**Set task:** Give the data again exactly as written, skipping any pictures.

Figure contents as structured data:

*-*-*

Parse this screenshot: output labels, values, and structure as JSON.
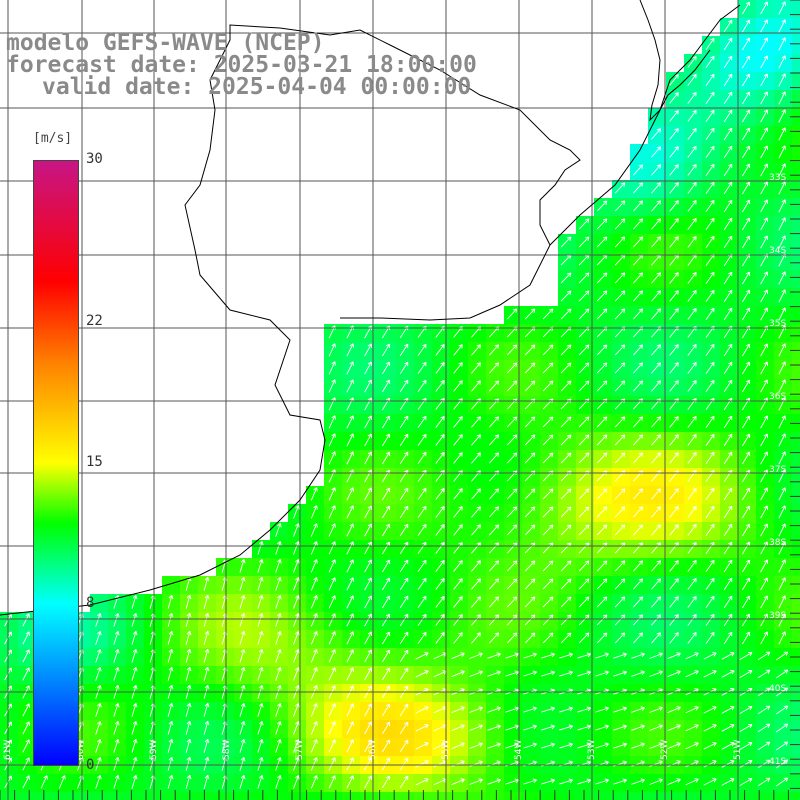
{
  "title": {
    "line1": "modelo GEFS-WAVE (NCEP)",
    "line2": "forecast date: 2025-03-21 18:00:00",
    "line3": "valid date: 2025-04-04 00:00:00"
  },
  "colorbar": {
    "unit": "[m/s]",
    "min": 0,
    "max": 30,
    "tick_labels": [
      "30",
      "22",
      "15",
      "8",
      "0"
    ],
    "tick_values": [
      30,
      22,
      15,
      8,
      0
    ],
    "colors": [
      "#0000ff",
      "#00ffff",
      "#00ff00",
      "#ffff00",
      "#ff8000",
      "#ff0000",
      "#c71585"
    ]
  },
  "lat_labels": [
    "33S",
    "34S",
    "35S",
    "36S",
    "37S",
    "38S",
    "39S",
    "40S",
    "41S"
  ],
  "lon_labels": [
    "61W",
    "60W",
    "59W",
    "58W",
    "57W",
    "56W",
    "55W",
    "54W",
    "53W",
    "52W",
    "51W"
  ],
  "colors": {
    "land": "#ffffff",
    "coast": "#000000",
    "grid": "#555555",
    "arrow": "#ffffff"
  }
}
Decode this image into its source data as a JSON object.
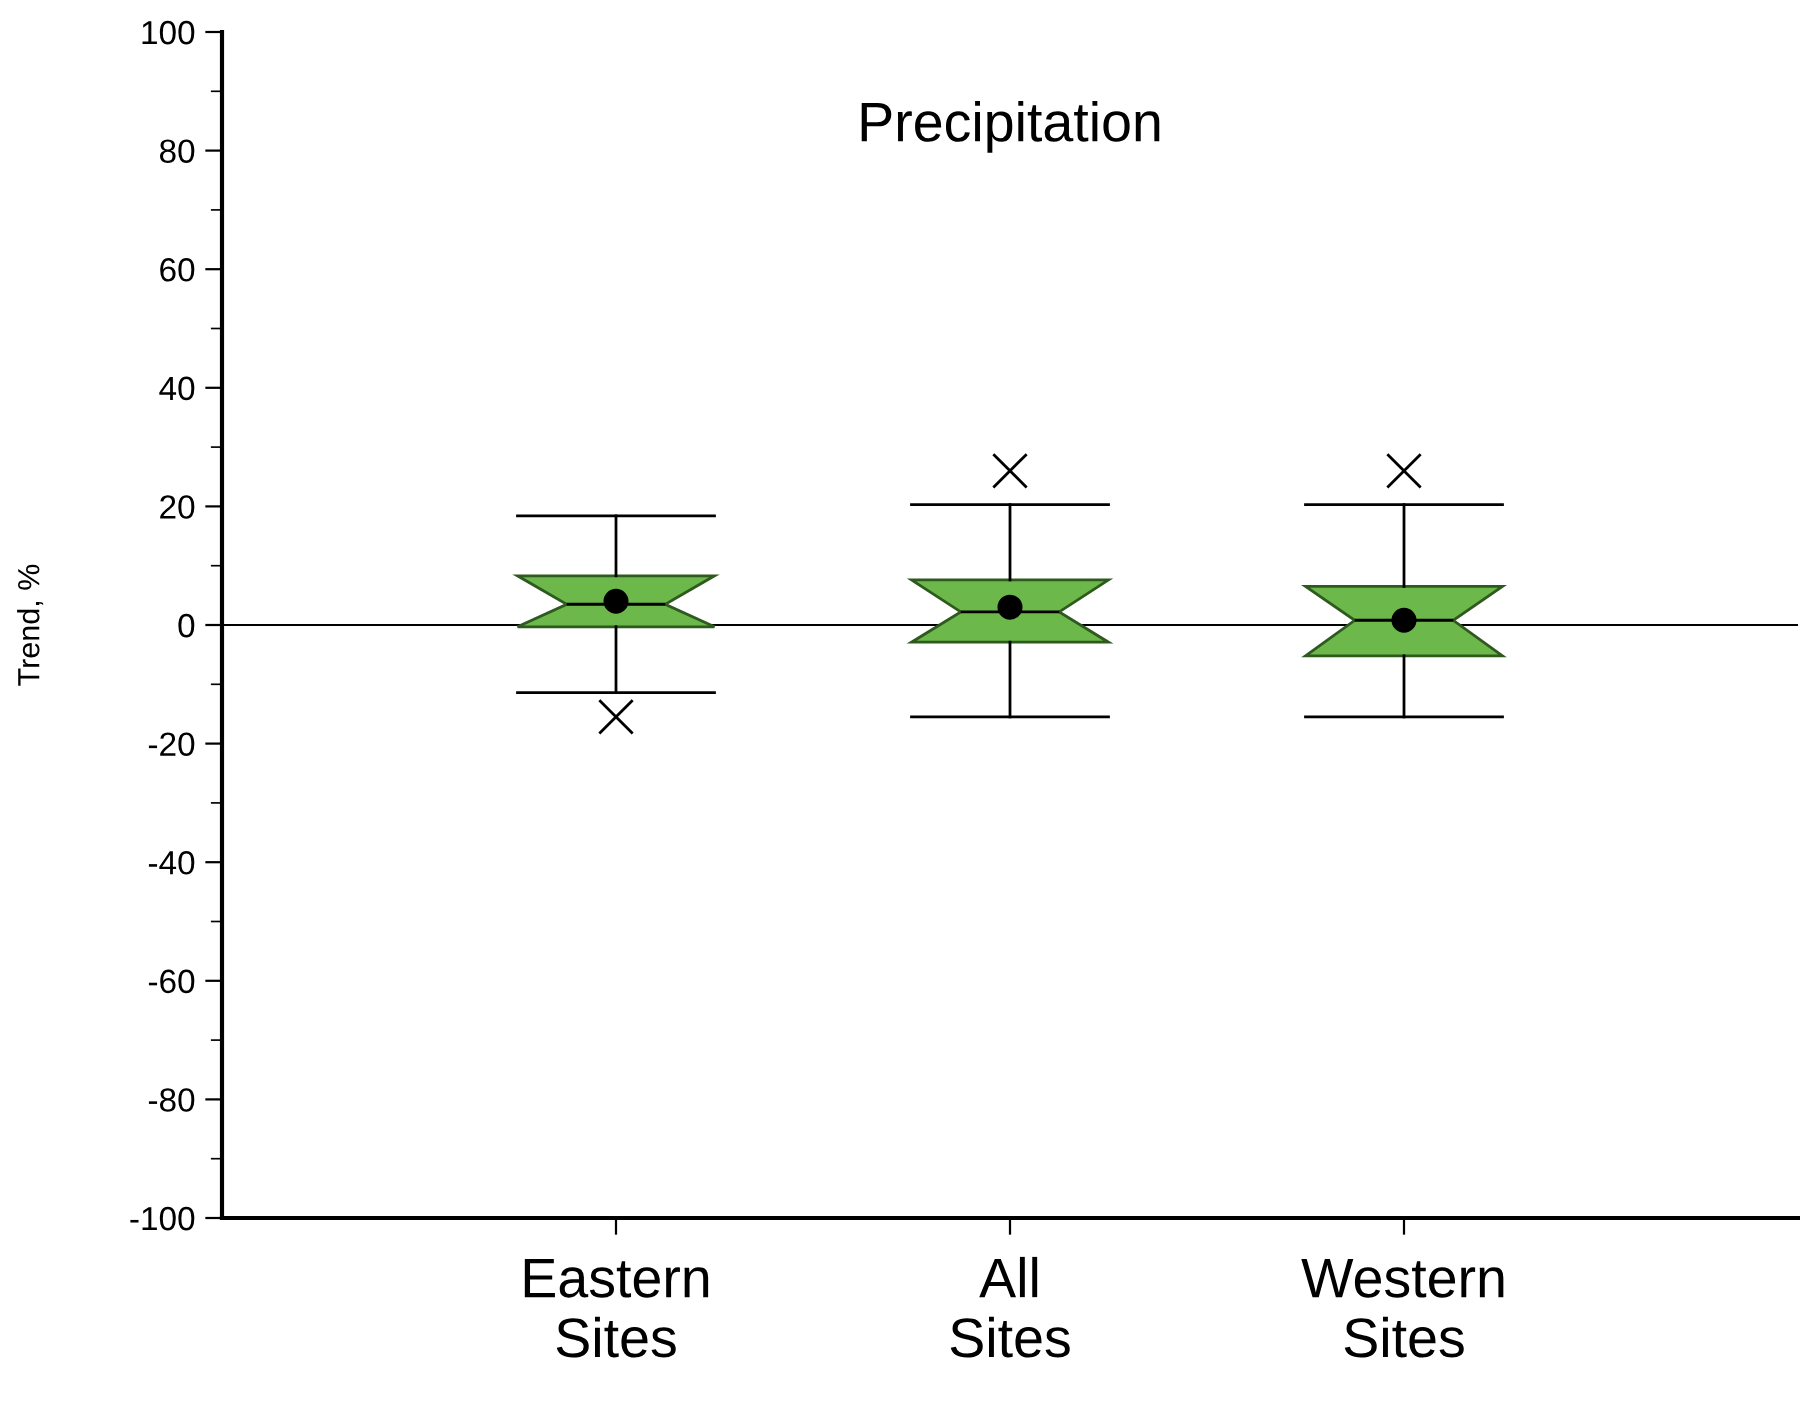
{
  "chart_data": {
    "type": "box",
    "title": "Precipitation",
    "ylabel": "Trend, %",
    "categories": [
      "Eastern\nSites",
      "All\nSites",
      "Western\nSites"
    ],
    "color": "#6db84a",
    "boxes": [
      {
        "low": -11.4,
        "q1": -0.3,
        "median": 3.5,
        "q3": 8.3,
        "high": 18.4,
        "mean": 4.0,
        "outliers": [
          -15.5
        ]
      },
      {
        "low": -15.5,
        "q1": -2.9,
        "median": 2.2,
        "q3": 7.6,
        "high": 20.3,
        "mean": 3.0,
        "outliers": [
          26
        ]
      },
      {
        "low": -15.5,
        "q1": -5.2,
        "median": 0.8,
        "q3": 6.5,
        "high": 20.3,
        "mean": 0.8,
        "outliers": [
          26
        ]
      }
    ],
    "ylim": [
      -100,
      100
    ],
    "yticks": [
      -100,
      -80,
      -60,
      -40,
      -20,
      0,
      20,
      40,
      60,
      80,
      100
    ],
    "ref_lines": [
      {
        "axis": "y",
        "value": 0,
        "color": "#000000"
      }
    ],
    "grid": false,
    "legend": false
  }
}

*-*-*

**Reply to the task:**
Parse this screenshot: output labels, values, and structure as JSON.
{
  "title": {
    "line1": "modelo GEFS-WAVE (NCEP)",
    "line2": "forecast date: 2025-03-21 18:00:00",
    "line3": "valid date: 2025-04-04 00:00:00"
  },
  "colorbar": {
    "unit": "[m/s]",
    "min": 0,
    "max": 30,
    "tick_labels": [
      "30",
      "22",
      "15",
      "8",
      "0"
    ],
    "tick_values": [
      30,
      22,
      15,
      8,
      0
    ],
    "colors": [
      "#0000ff",
      "#00ffff",
      "#00ff00",
      "#ffff00",
      "#ff8000",
      "#ff0000",
      "#c71585"
    ]
  },
  "lat_labels": [
    "33S",
    "34S",
    "35S",
    "36S",
    "37S",
    "38S",
    "39S",
    "40S",
    "41S"
  ],
  "lon_labels": [
    "61W",
    "60W",
    "59W",
    "58W",
    "57W",
    "56W",
    "55W",
    "54W",
    "53W",
    "52W",
    "51W"
  ],
  "colors": {
    "land": "#ffffff",
    "coast": "#000000",
    "grid": "#555555",
    "arrow": "#ffffff"
  }
}
Decode this image into its source data as a JSON object.
{
  "chart_data": {
    "type": "box",
    "title": "Precipitation",
    "ylabel": "Trend, %",
    "categories": [
      "Eastern\nSites",
      "All\nSites",
      "Western\nSites"
    ],
    "color": "#6db84a",
    "boxes": [
      {
        "low": -11.4,
        "q1": -0.3,
        "median": 3.5,
        "q3": 8.3,
        "high": 18.4,
        "mean": 4.0,
        "outliers": [
          -15.5
        ]
      },
      {
        "low": -15.5,
        "q1": -2.9,
        "median": 2.2,
        "q3": 7.6,
        "high": 20.3,
        "mean": 3.0,
        "outliers": [
          26
        ]
      },
      {
        "low": -15.5,
        "q1": -5.2,
        "median": 0.8,
        "q3": 6.5,
        "high": 20.3,
        "mean": 0.8,
        "outliers": [
          26
        ]
      }
    ],
    "ylim": [
      -100,
      100
    ],
    "yticks": [
      -100,
      -80,
      -60,
      -40,
      -20,
      0,
      20,
      40,
      60,
      80,
      100
    ],
    "ref_lines": [
      {
        "axis": "y",
        "value": 0,
        "color": "#000000"
      }
    ],
    "grid": false,
    "legend": false
  }
}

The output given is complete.